[Dataset items]
● ● ●

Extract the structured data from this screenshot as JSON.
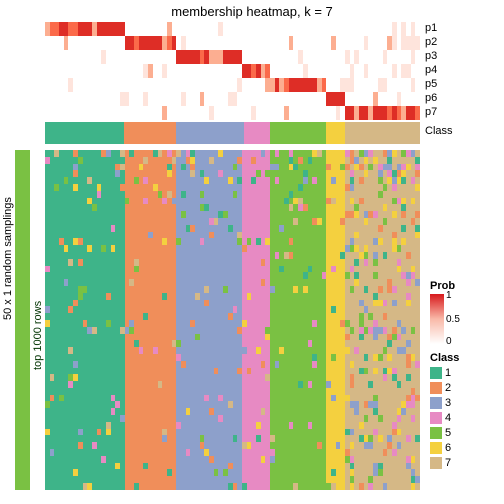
{
  "title": "membership heatmap, k = 7",
  "sampling_label": "50 x 1 random samplings",
  "rows_label": "top 1000 rows",
  "class_label": "Class",
  "p_labels": [
    "p1",
    "p2",
    "p3",
    "p4",
    "p5",
    "p6",
    "p7"
  ],
  "prob_legend": {
    "title": "Prob",
    "ticks": [
      "1",
      "0.5",
      "0"
    ],
    "color_high": "#d7191c",
    "color_mid": "#f9b9a8",
    "color_low": "#ffffff"
  },
  "class_colors": {
    "1": "#3eb489",
    "2": "#f08e5a",
    "3": "#8da0cb",
    "4": "#e78ac3",
    "5": "#7ac143",
    "6": "#f4d03f",
    "7": "#d5b886"
  },
  "class_legend": {
    "title": "Class",
    "items": [
      "1",
      "2",
      "3",
      "4",
      "5",
      "6",
      "7"
    ]
  },
  "class_band_segments": [
    {
      "class": "1",
      "width": 21
    },
    {
      "class": "2",
      "width": 14
    },
    {
      "class": "3",
      "width": 18
    },
    {
      "class": "4",
      "width": 7
    },
    {
      "class": "5",
      "width": 15
    },
    {
      "class": "6",
      "width": 5
    },
    {
      "class": "7",
      "width": 20
    }
  ],
  "sampling_bar_color": "#7ac143",
  "prob_row_colors": {
    "low": "#ffffff",
    "faint": "#fee4dc",
    "light": "#fcae91",
    "med": "#fb6a4a",
    "high": "#de2d26"
  },
  "body_noise_probability": 0.08,
  "n_body_rows": 50,
  "n_columns": 80
}
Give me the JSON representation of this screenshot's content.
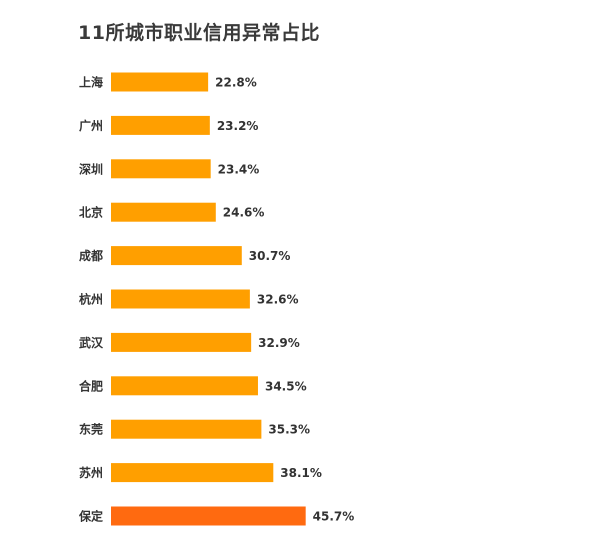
{
  "chart_data": {
    "type": "bar",
    "orientation": "horizontal",
    "title": "11所城市职业信用异常占比",
    "categories": [
      "上海",
      "广州",
      "深圳",
      "北京",
      "成都",
      "杭州",
      "武汉",
      "合肥",
      "东莞",
      "苏州",
      "保定"
    ],
    "values": [
      22.8,
      23.2,
      23.4,
      24.6,
      30.7,
      32.6,
      32.9,
      34.5,
      35.3,
      38.1,
      45.7
    ],
    "value_labels": [
      "22.8%",
      "23.2%",
      "23.4%",
      "24.6%",
      "30.7%",
      "32.6%",
      "32.9%",
      "34.5%",
      "35.3%",
      "38.1%",
      "45.7%"
    ],
    "unit": "%",
    "highlight_index": 10,
    "grid": false,
    "legend": "none",
    "colors": {
      "bar": "#FF9F00",
      "highlight_bar": "#FF6A10",
      "highlight_label": "#FF6A10",
      "label": "#333333"
    }
  }
}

● ● ●

### Written exercise
Leave out the pictures and transcribe everything else exactly.

### Answer to the exercise
Extract the structured data from this screenshot as JSON.
{
  "title": "membership heatmap, k = 7",
  "sampling_label": "50 x 1 random samplings",
  "rows_label": "top 1000 rows",
  "class_label": "Class",
  "p_labels": [
    "p1",
    "p2",
    "p3",
    "p4",
    "p5",
    "p6",
    "p7"
  ],
  "prob_legend": {
    "title": "Prob",
    "ticks": [
      "1",
      "0.5",
      "0"
    ],
    "color_high": "#d7191c",
    "color_mid": "#f9b9a8",
    "color_low": "#ffffff"
  },
  "class_colors": {
    "1": "#3eb489",
    "2": "#f08e5a",
    "3": "#8da0cb",
    "4": "#e78ac3",
    "5": "#7ac143",
    "6": "#f4d03f",
    "7": "#d5b886"
  },
  "class_legend": {
    "title": "Class",
    "items": [
      "1",
      "2",
      "3",
      "4",
      "5",
      "6",
      "7"
    ]
  },
  "class_band_segments": [
    {
      "class": "1",
      "width": 21
    },
    {
      "class": "2",
      "width": 14
    },
    {
      "class": "3",
      "width": 18
    },
    {
      "class": "4",
      "width": 7
    },
    {
      "class": "5",
      "width": 15
    },
    {
      "class": "6",
      "width": 5
    },
    {
      "class": "7",
      "width": 20
    }
  ],
  "sampling_bar_color": "#7ac143",
  "prob_row_colors": {
    "low": "#ffffff",
    "faint": "#fee4dc",
    "light": "#fcae91",
    "med": "#fb6a4a",
    "high": "#de2d26"
  },
  "body_noise_probability": 0.08,
  "n_body_rows": 50,
  "n_columns": 80
}
Give me the JSON representation of this screenshot's content.
{
  "chart_data": {
    "type": "bar",
    "orientation": "horizontal",
    "title": "11所城市职业信用异常占比",
    "categories": [
      "上海",
      "广州",
      "深圳",
      "北京",
      "成都",
      "杭州",
      "武汉",
      "合肥",
      "东莞",
      "苏州",
      "保定"
    ],
    "values": [
      22.8,
      23.2,
      23.4,
      24.6,
      30.7,
      32.6,
      32.9,
      34.5,
      35.3,
      38.1,
      45.7
    ],
    "value_labels": [
      "22.8%",
      "23.2%",
      "23.4%",
      "24.6%",
      "30.7%",
      "32.6%",
      "32.9%",
      "34.5%",
      "35.3%",
      "38.1%",
      "45.7%"
    ],
    "unit": "%",
    "highlight_index": 10,
    "grid": false,
    "legend": "none",
    "colors": {
      "bar": "#FF9F00",
      "highlight_bar": "#FF6A10",
      "highlight_label": "#FF6A10",
      "label": "#333333"
    }
  }
}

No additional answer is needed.